Provided information

>> Start

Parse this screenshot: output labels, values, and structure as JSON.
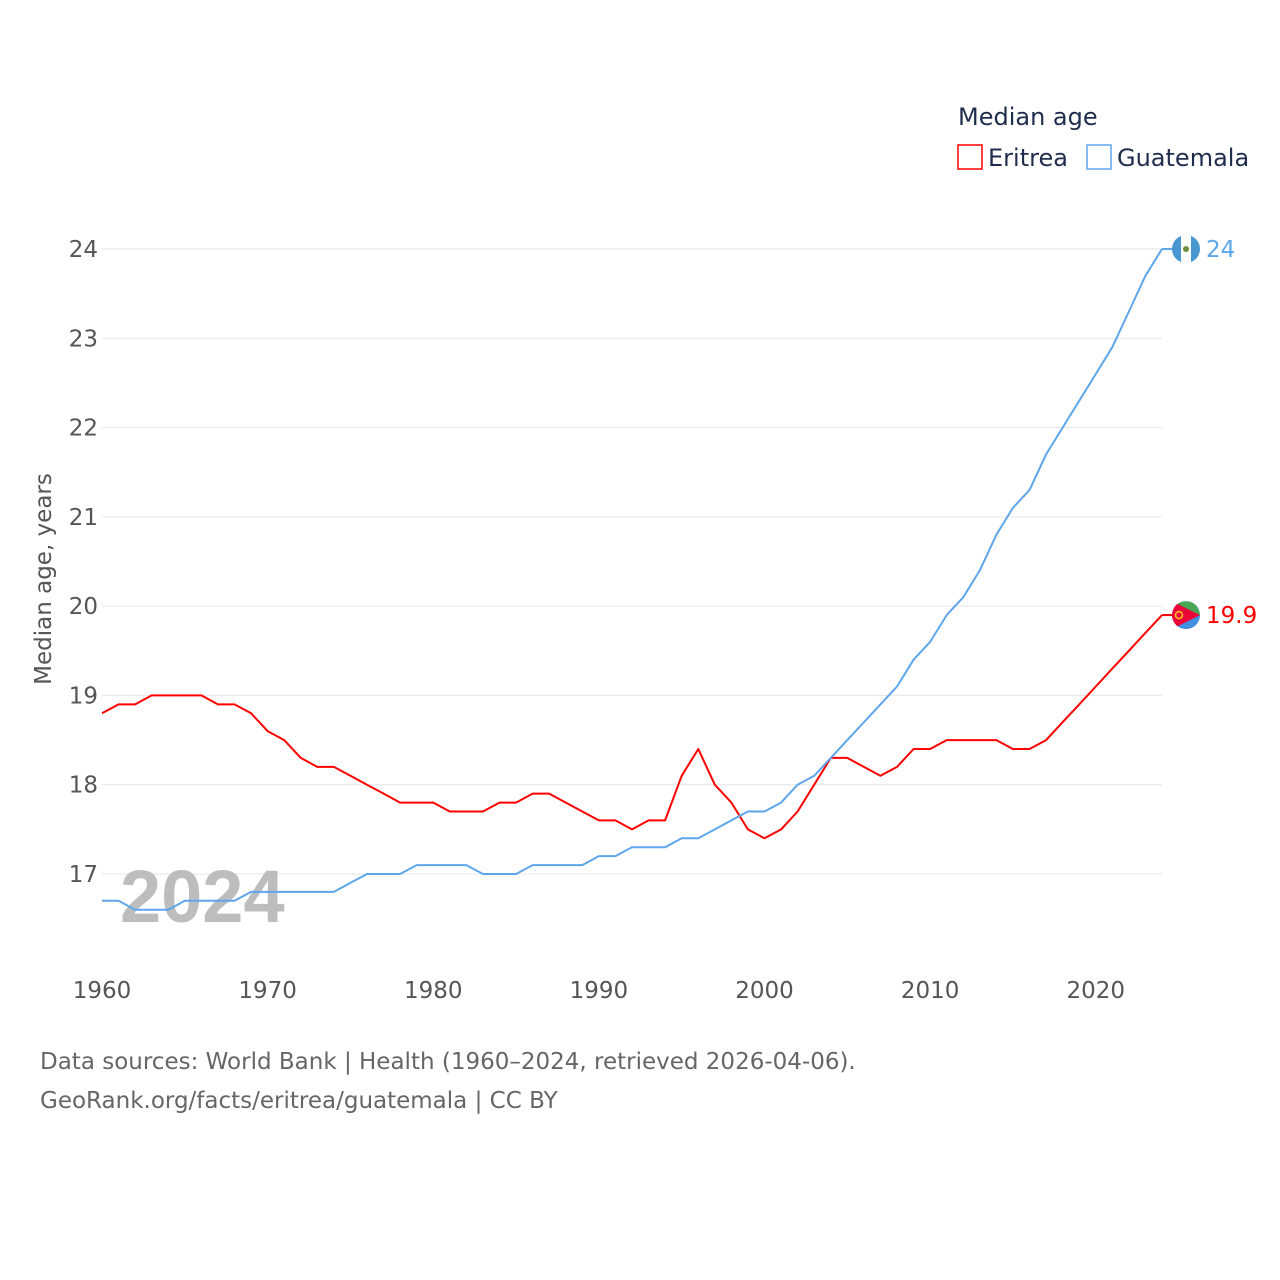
{
  "chart_data": {
    "type": "line",
    "title": "Median age",
    "ylabel": "Median age, years",
    "xlabel": "",
    "xlim": [
      1960,
      2024
    ],
    "ylim": [
      16.0,
      24.0
    ],
    "x_ticks": [
      "1960",
      "1970",
      "1980",
      "1990",
      "2000",
      "2010",
      "2020"
    ],
    "y_ticks": [
      "17",
      "18",
      "19",
      "20",
      "21",
      "22",
      "23",
      "24"
    ],
    "grid": true,
    "legend_position": "top-right",
    "year_watermark": "2024",
    "x": [
      1960,
      1961,
      1962,
      1963,
      1964,
      1965,
      1966,
      1967,
      1968,
      1969,
      1970,
      1971,
      1972,
      1973,
      1974,
      1975,
      1976,
      1977,
      1978,
      1979,
      1980,
      1981,
      1982,
      1983,
      1984,
      1985,
      1986,
      1987,
      1988,
      1989,
      1990,
      1991,
      1992,
      1993,
      1994,
      1995,
      1996,
      1997,
      1998,
      1999,
      2000,
      2001,
      2002,
      2003,
      2004,
      2005,
      2006,
      2007,
      2008,
      2009,
      2010,
      2011,
      2012,
      2013,
      2014,
      2015,
      2016,
      2017,
      2018,
      2019,
      2020,
      2021,
      2022,
      2023,
      2024
    ],
    "series": [
      {
        "name": "Eritrea",
        "color": "#ff0000",
        "end_label": "19.9",
        "values": [
          18.8,
          18.9,
          18.9,
          19.0,
          19.0,
          19.0,
          19.0,
          18.9,
          18.9,
          18.8,
          18.6,
          18.5,
          18.3,
          18.2,
          18.2,
          18.1,
          18.0,
          17.9,
          17.8,
          17.8,
          17.8,
          17.7,
          17.7,
          17.7,
          17.8,
          17.8,
          17.9,
          17.9,
          17.8,
          17.7,
          17.6,
          17.6,
          17.5,
          17.6,
          17.6,
          18.1,
          18.4,
          18.0,
          17.8,
          17.5,
          17.4,
          17.5,
          17.7,
          18.0,
          18.3,
          18.3,
          18.2,
          18.1,
          18.2,
          18.4,
          18.4,
          18.5,
          18.5,
          18.5,
          18.5,
          18.4,
          18.4,
          18.5,
          18.7,
          18.9,
          19.1,
          19.3,
          19.5,
          19.7,
          19.9
        ]
      },
      {
        "name": "Guatemala",
        "color": "#5ea6ec",
        "end_label": "24",
        "values": [
          16.7,
          16.7,
          16.6,
          16.6,
          16.6,
          16.7,
          16.7,
          16.7,
          16.7,
          16.8,
          16.8,
          16.8,
          16.8,
          16.8,
          16.8,
          16.9,
          17.0,
          17.0,
          17.0,
          17.1,
          17.1,
          17.1,
          17.1,
          17.0,
          17.0,
          17.0,
          17.1,
          17.1,
          17.1,
          17.1,
          17.2,
          17.2,
          17.3,
          17.3,
          17.3,
          17.4,
          17.4,
          17.5,
          17.6,
          17.7,
          17.7,
          17.8,
          18.0,
          18.1,
          18.3,
          18.5,
          18.7,
          18.9,
          19.1,
          19.4,
          19.6,
          19.9,
          20.1,
          20.4,
          20.8,
          21.1,
          21.3,
          21.7,
          22.0,
          22.3,
          22.6,
          22.9,
          23.3,
          23.7,
          24.0
        ]
      }
    ]
  },
  "footer": {
    "line1": "Data sources: World Bank | Health (1960–2024, retrieved 2026-04-06).",
    "line2": "GeoRank.org/facts/eritrea/guatemala | CC BY"
  }
}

>> End

What you should do
Which lines of the data include "Median"? Copy each of them.

Solution to the problem
    "title": "Median age",
    "ylabel": "Median age, years",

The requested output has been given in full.